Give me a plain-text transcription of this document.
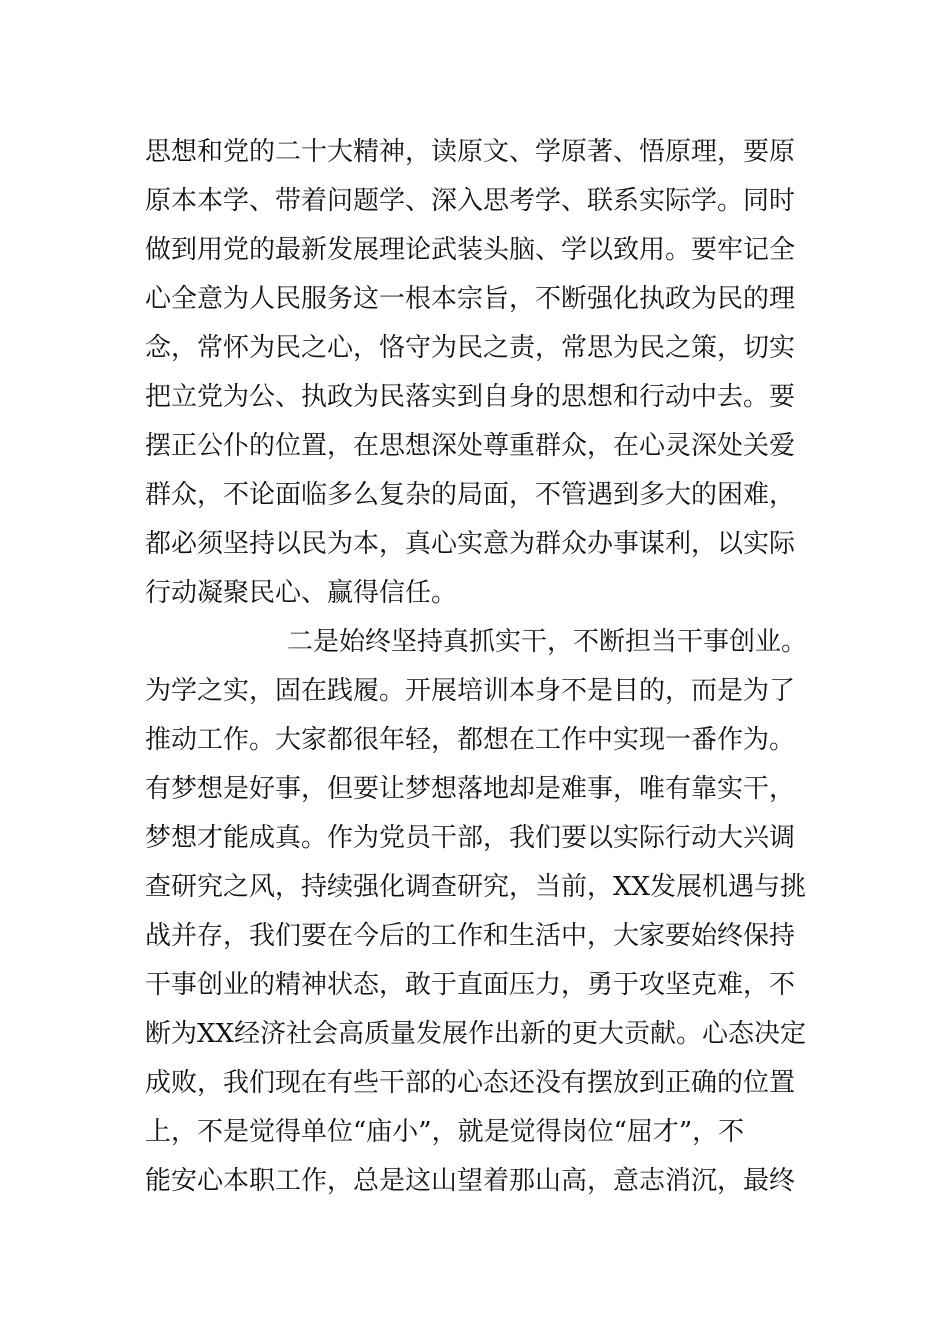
思想和党的二十大精神，读原文、学原著、悟原理，要原
原本本学、带着问题学、深入思考学、联系实际学。同时
做到用党的最新发展理论武装头脑、学以致用。要牢记全
心全意为人民服务这一根本宗旨，不断强化执政为民的理
念，常怀为民之心，恪守为民之责，常思为民之策，切实
把立党为公、执政为民落实到自身的思想和行动中去。要
摆正公仆的位置，在思想深处尊重群众，在心灵深处关爱
群众，不论面临多么复杂的局面，不管遇到多大的困难，
都必须坚持以民为本，真心实意为群众办事谋利，以实际
行动凝聚民心、赢得信任。
二是始终坚持真抓实干，不断担当干事创业。
为学之实，固在践履。开展培训本身不是目的，而是为了
推动工作。大家都很年轻，都想在工作中实现一番作为。
有梦想是好事，但要让梦想落地却是难事，唯有靠实干，
梦想才能成真。作为党员干部，我们要以实际行动大兴调
查研究之风，持续强化调查研究，当前，XX发展机遇与挑
战并存，我们要在今后的工作和生活中，大家要始终保持
干事创业的精神状态，敢于直面压力，勇于攻坚克难，不
断为XX经济社会高质量发展作出新的更大贡献。心态决定
成败，我们现在有些干部的心态还没有摆放到正确的位置
上，不是觉得单位“庙小”，就是觉得岗位“屈才”，不
能安心本职工作，总是这山望着那山高，意志消沉，最终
********************
Request: Give back the whole listing as it stands, minus its pictures.

Expected answer:
Give me a plain-text transcription of this document.
思想和党的二十大精神，读原文、学原著、悟原理，要原
原本本学、带着问题学、深入思考学、联系实际学。同时
做到用党的最新发展理论武装头脑、学以致用。要牢记全
心全意为人民服务这一根本宗旨，不断强化执政为民的理
念，常怀为民之心，恪守为民之责，常思为民之策，切实
把立党为公、执政为民落实到自身的思想和行动中去。要
摆正公仆的位置，在思想深处尊重群众，在心灵深处关爱
群众，不论面临多么复杂的局面，不管遇到多大的困难，
都必须坚持以民为本，真心实意为群众办事谋利，以实际
行动凝聚民心、赢得信任。
二是始终坚持真抓实干，不断担当干事创业。
为学之实，固在践履。开展培训本身不是目的，而是为了
推动工作。大家都很年轻，都想在工作中实现一番作为。
有梦想是好事，但要让梦想落地却是难事，唯有靠实干，
梦想才能成真。作为党员干部，我们要以实际行动大兴调
查研究之风，持续强化调查研究，当前，XX发展机遇与挑
战并存，我们要在今后的工作和生活中，大家要始终保持
干事创业的精神状态，敢于直面压力，勇于攻坚克难，不
断为XX经济社会高质量发展作出新的更大贡献。心态决定
成败，我们现在有些干部的心态还没有摆放到正确的位置
上，不是觉得单位“庙小”，就是觉得岗位“屈才”，不
能安心本职工作，总是这山望着那山高，意志消沉，最终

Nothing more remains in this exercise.